(Collected data entries)
▬▬▬▬▬▬▬▬▬▬

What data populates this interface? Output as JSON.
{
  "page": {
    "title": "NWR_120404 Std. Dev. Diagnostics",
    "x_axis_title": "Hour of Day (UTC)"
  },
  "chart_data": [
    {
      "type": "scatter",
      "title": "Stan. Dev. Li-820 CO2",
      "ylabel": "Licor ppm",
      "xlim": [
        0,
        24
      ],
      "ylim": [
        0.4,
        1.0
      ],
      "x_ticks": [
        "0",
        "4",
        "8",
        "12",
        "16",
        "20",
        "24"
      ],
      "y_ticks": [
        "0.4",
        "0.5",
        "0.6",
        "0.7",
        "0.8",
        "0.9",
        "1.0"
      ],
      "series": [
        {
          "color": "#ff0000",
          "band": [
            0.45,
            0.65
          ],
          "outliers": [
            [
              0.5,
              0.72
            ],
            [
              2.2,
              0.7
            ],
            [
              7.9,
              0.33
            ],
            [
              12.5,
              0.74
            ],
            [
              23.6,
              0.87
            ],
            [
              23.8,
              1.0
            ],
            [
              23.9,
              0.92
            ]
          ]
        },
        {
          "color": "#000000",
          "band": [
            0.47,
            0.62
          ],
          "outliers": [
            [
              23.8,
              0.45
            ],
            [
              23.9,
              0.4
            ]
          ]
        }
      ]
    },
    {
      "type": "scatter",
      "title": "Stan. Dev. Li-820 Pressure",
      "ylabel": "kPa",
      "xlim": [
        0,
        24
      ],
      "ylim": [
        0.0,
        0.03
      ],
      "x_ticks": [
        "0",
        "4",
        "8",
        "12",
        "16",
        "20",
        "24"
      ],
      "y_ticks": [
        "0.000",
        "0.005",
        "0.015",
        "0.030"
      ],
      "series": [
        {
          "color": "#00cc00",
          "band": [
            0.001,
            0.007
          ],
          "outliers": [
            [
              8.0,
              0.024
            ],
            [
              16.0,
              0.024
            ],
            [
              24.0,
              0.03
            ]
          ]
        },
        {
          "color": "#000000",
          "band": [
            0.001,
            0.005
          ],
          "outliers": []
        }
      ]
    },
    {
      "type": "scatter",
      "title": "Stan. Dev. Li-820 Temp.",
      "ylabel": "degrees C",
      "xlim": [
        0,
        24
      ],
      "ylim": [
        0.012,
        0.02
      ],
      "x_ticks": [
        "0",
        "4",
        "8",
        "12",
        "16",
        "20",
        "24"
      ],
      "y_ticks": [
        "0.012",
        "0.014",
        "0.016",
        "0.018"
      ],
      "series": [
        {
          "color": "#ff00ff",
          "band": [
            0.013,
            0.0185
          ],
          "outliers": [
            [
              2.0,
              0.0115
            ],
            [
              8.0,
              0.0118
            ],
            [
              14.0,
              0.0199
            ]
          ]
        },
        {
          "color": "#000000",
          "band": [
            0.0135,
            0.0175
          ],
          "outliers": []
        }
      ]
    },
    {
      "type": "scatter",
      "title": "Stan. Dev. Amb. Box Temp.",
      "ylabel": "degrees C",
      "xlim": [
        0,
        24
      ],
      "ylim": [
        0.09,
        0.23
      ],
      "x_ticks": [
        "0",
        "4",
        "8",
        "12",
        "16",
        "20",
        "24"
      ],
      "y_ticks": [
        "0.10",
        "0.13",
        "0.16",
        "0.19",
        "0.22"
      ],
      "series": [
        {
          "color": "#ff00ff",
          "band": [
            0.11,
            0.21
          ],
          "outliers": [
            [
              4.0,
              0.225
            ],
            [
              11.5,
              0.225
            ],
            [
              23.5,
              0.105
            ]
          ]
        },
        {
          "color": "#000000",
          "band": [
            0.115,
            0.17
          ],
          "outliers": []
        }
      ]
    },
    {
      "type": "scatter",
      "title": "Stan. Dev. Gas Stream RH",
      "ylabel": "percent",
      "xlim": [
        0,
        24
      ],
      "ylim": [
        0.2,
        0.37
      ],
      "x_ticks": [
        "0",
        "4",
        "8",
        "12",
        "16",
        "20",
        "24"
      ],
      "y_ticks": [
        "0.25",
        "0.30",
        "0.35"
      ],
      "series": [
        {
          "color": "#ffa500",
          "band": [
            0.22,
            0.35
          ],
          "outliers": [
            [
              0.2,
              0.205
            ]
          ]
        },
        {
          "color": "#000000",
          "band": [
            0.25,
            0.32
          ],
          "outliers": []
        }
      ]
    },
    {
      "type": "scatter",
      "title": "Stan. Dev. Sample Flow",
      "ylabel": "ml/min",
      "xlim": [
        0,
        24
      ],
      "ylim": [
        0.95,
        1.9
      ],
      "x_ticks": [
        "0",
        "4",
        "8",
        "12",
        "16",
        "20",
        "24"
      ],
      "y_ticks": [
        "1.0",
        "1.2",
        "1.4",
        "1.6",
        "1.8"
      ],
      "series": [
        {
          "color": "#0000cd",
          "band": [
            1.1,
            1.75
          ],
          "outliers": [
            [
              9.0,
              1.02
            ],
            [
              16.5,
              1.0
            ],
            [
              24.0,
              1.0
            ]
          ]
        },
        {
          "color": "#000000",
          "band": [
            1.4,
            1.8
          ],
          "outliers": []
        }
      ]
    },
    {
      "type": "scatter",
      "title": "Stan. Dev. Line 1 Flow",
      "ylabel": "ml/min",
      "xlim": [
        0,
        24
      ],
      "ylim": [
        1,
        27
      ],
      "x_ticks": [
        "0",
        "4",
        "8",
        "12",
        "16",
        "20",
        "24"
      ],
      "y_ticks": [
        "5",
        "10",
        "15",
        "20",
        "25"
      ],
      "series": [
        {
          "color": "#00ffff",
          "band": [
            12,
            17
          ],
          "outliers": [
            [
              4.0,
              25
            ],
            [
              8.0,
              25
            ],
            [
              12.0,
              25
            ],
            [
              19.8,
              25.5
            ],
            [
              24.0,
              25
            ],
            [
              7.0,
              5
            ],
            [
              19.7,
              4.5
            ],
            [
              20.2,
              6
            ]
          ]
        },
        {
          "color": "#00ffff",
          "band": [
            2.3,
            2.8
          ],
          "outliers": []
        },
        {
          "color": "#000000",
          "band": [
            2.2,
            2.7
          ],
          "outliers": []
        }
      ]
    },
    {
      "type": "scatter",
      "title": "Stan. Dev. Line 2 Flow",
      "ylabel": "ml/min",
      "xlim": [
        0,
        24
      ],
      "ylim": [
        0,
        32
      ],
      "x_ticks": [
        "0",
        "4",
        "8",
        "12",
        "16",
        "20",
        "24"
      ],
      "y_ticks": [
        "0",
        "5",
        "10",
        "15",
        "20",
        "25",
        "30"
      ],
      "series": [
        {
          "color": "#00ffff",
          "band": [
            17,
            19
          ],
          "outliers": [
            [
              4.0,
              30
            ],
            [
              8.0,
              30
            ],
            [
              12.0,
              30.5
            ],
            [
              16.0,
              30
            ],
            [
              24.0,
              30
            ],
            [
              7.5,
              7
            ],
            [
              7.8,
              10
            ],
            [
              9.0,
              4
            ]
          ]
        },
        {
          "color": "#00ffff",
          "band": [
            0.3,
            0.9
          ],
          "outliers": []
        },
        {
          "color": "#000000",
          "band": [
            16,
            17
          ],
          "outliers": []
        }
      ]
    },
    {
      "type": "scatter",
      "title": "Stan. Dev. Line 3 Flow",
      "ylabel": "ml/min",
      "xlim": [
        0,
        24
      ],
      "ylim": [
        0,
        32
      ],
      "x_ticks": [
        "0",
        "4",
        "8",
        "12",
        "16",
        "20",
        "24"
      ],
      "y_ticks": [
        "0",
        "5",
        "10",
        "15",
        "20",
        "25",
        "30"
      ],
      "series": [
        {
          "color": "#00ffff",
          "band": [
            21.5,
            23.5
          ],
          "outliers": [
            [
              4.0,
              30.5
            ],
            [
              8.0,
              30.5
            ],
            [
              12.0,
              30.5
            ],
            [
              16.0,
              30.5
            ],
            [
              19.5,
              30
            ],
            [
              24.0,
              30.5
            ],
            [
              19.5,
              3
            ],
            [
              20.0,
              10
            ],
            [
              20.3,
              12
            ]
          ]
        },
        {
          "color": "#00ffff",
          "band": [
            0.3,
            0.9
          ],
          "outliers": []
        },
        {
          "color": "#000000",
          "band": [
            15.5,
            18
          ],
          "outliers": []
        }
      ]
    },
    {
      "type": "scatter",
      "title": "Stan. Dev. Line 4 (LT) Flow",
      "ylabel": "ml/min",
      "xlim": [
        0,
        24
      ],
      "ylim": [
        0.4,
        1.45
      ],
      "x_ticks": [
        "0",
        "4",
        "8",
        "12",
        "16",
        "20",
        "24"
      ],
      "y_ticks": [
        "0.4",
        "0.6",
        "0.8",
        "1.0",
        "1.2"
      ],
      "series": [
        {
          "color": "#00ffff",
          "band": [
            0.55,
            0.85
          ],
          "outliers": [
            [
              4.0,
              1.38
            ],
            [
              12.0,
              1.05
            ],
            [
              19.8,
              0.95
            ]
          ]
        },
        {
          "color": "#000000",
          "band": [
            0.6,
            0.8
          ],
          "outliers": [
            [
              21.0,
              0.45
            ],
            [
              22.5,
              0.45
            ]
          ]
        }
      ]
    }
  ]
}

▬▬▬▬▬▬▬▬▬▬

To do ▸ Whichever lines contain the string "Flow", select and copy them.

Full output ▸
      "title": "Stan. Dev. Sample Flow",
      "title": "Stan. Dev. Line 1 Flow",
      "title": "Stan. Dev. Line 2 Flow",
      "title": "Stan. Dev. Line 3 Flow",
      "title": "Stan. Dev. Line 4 (LT) Flow",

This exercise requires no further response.